::: Task data

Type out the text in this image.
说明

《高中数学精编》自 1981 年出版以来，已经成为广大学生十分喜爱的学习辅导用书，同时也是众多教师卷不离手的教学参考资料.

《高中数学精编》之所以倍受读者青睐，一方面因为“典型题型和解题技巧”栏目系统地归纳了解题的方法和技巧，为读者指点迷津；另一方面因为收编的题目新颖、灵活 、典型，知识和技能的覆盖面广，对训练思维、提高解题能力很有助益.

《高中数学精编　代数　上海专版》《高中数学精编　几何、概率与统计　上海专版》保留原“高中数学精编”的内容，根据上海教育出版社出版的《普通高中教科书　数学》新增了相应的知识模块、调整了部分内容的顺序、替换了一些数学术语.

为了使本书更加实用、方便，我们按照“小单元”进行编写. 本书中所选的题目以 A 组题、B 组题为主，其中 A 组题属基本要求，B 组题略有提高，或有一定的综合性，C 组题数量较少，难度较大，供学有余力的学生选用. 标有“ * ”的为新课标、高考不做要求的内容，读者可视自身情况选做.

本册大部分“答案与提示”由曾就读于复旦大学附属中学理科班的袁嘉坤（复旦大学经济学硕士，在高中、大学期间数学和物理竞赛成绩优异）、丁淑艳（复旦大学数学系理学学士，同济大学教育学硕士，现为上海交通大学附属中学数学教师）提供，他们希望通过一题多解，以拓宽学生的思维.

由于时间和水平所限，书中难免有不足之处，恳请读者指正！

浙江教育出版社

::::::
::: Task data

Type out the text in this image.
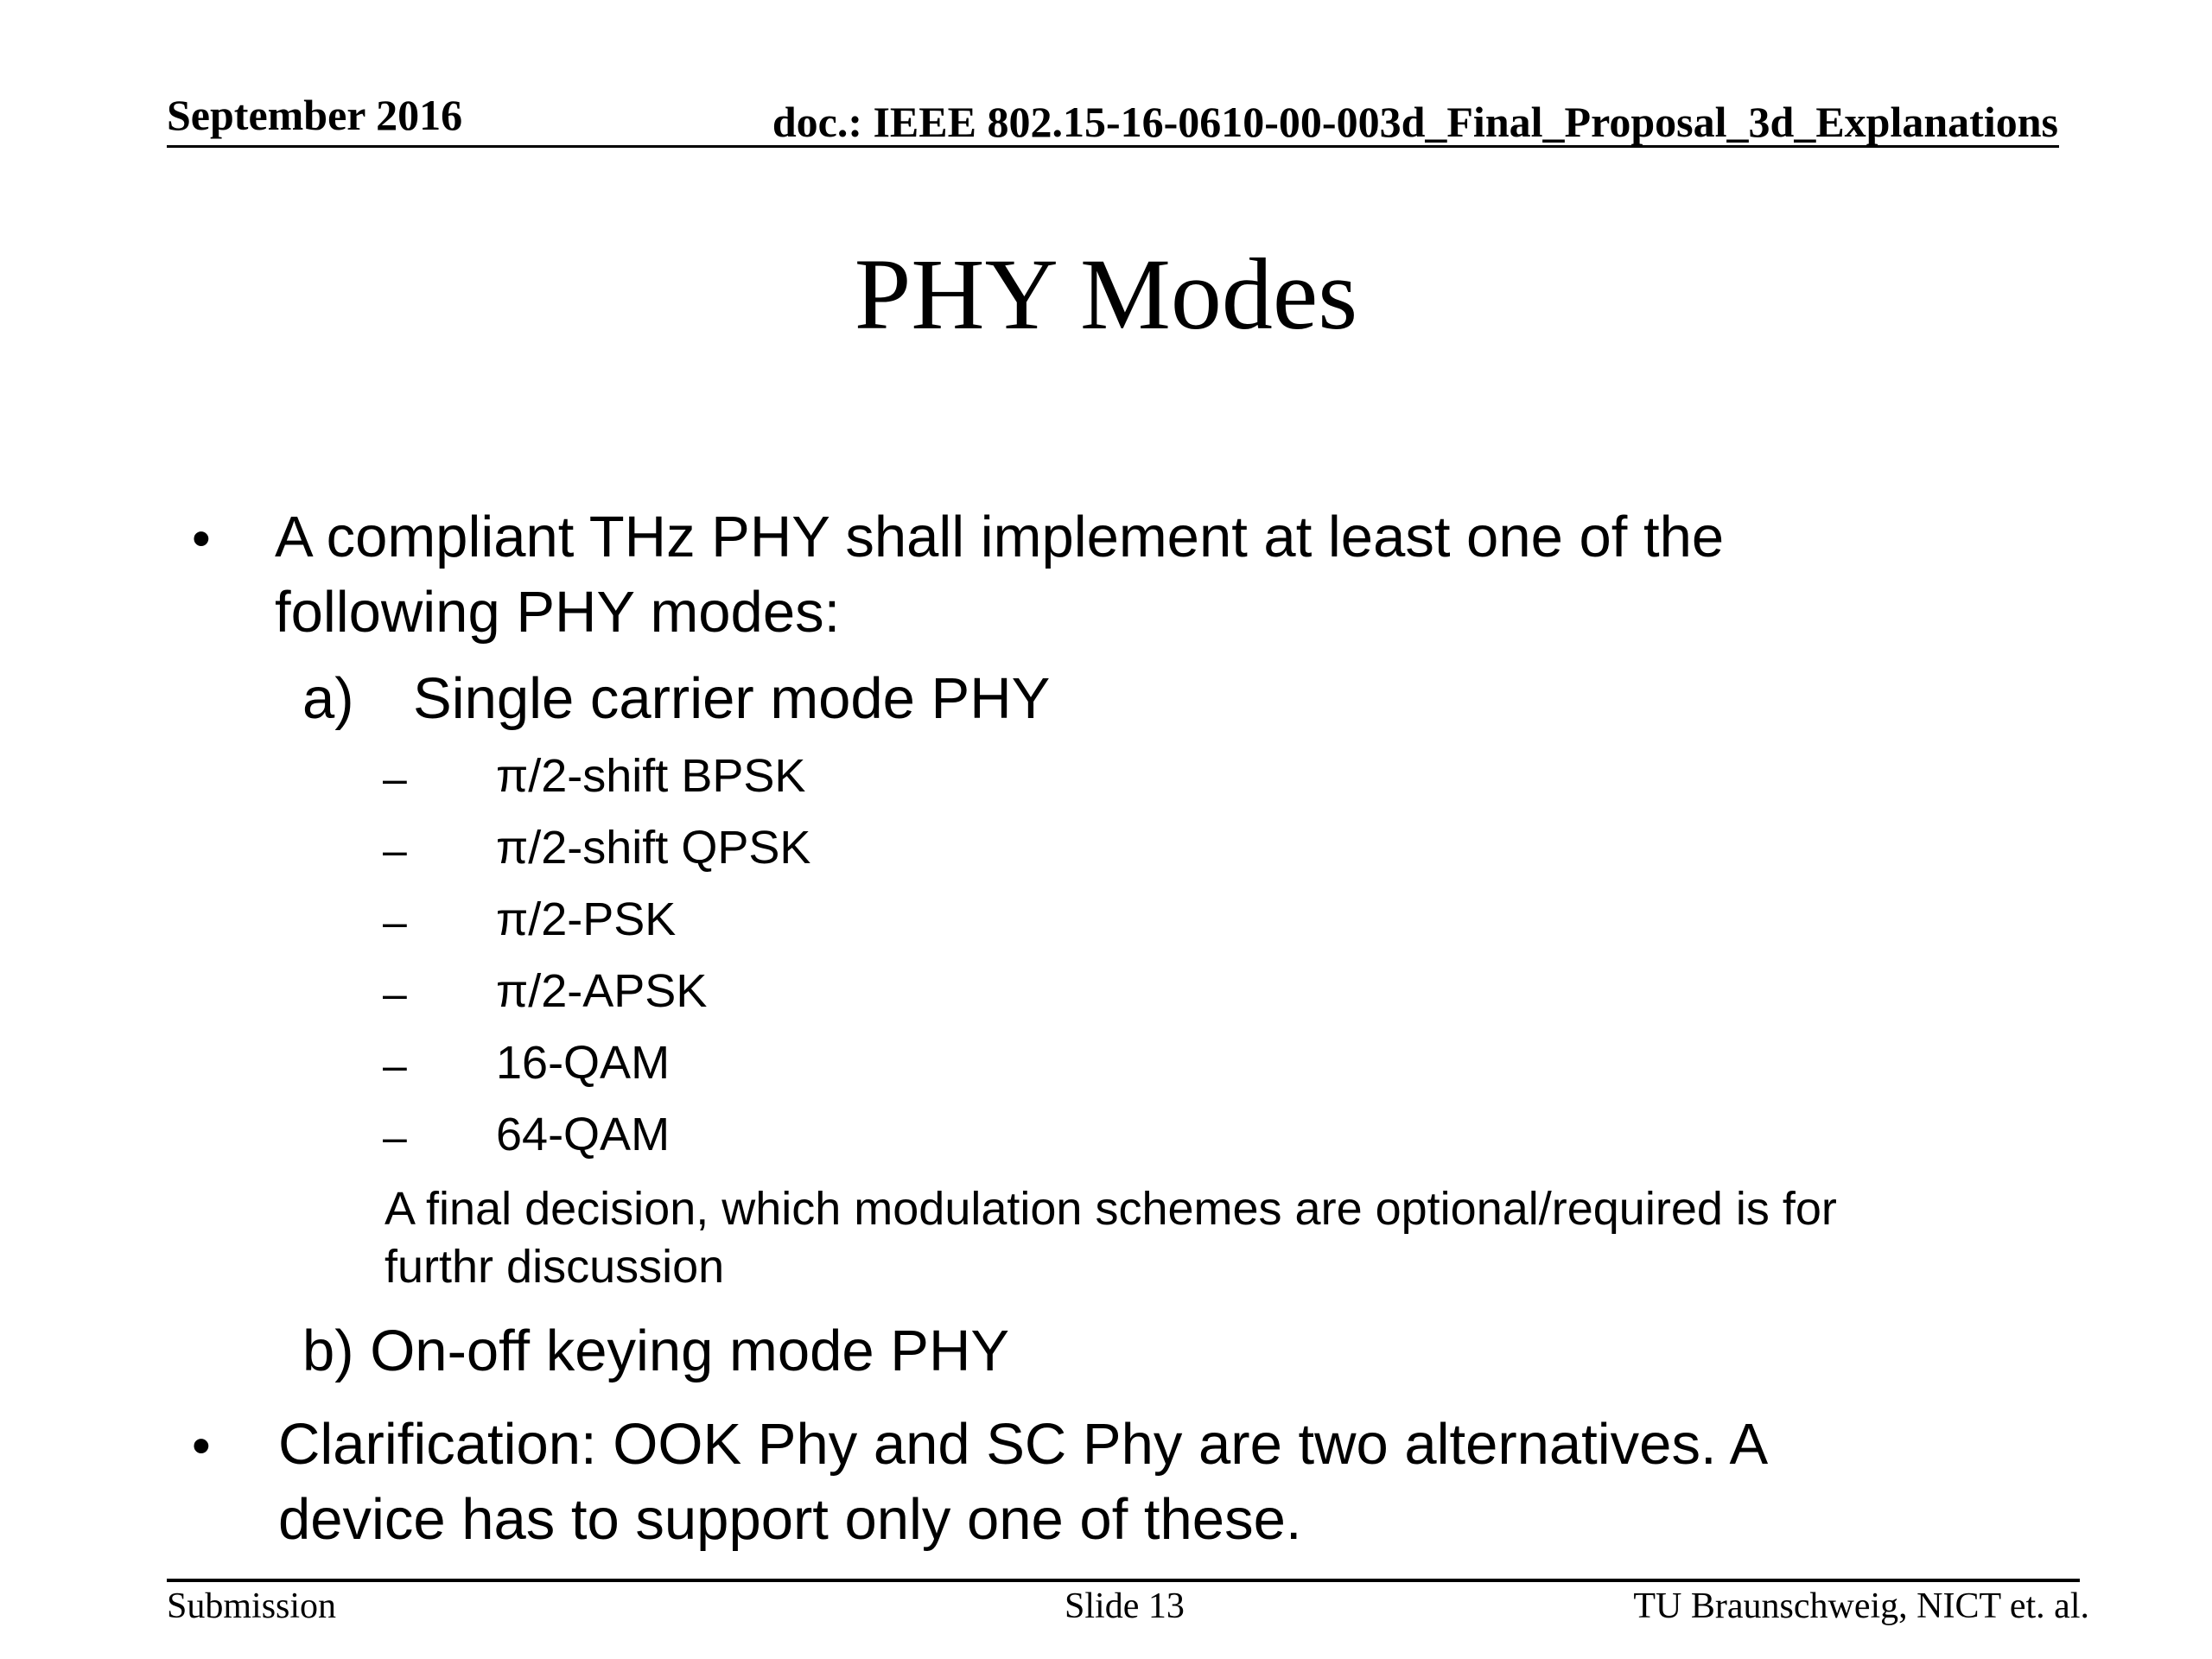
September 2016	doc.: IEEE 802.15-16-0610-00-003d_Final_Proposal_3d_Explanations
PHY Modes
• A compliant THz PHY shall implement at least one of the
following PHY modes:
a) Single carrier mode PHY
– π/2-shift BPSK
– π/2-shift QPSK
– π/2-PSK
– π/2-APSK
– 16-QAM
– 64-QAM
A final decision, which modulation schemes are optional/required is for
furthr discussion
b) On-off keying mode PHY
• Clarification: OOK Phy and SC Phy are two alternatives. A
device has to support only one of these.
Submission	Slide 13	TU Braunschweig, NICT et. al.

::::::

Scan the material above for the string "高中数学精编" and report each line where you find it.

《高中数学精编》自 1981 年出版以来，已经成为广大学生十分喜爱的学习辅导用书，同时也是众多教师卷不离手的教学参考资料.
《高中数学精编》之所以倍受读者青睐，一方面因为“典型题型和解题技巧”栏目系统地归纳了解题的方法和技巧，为读者指点迷津；另一方面因为收编的题目新颖、灵活 、典型，知识和技能的覆盖面广，对训练思维、提高解题能力很有助益.
《高中数学精编　代数　上海专版》《高中数学精编　几何、概率与统计　上海专版》保留原“高中数学精编”的内容，根据上海教育出版社出版的《普通高中教科书　数学》新增了相应的知识模块、调整了部分内容的顺序、替换了一些数学术语.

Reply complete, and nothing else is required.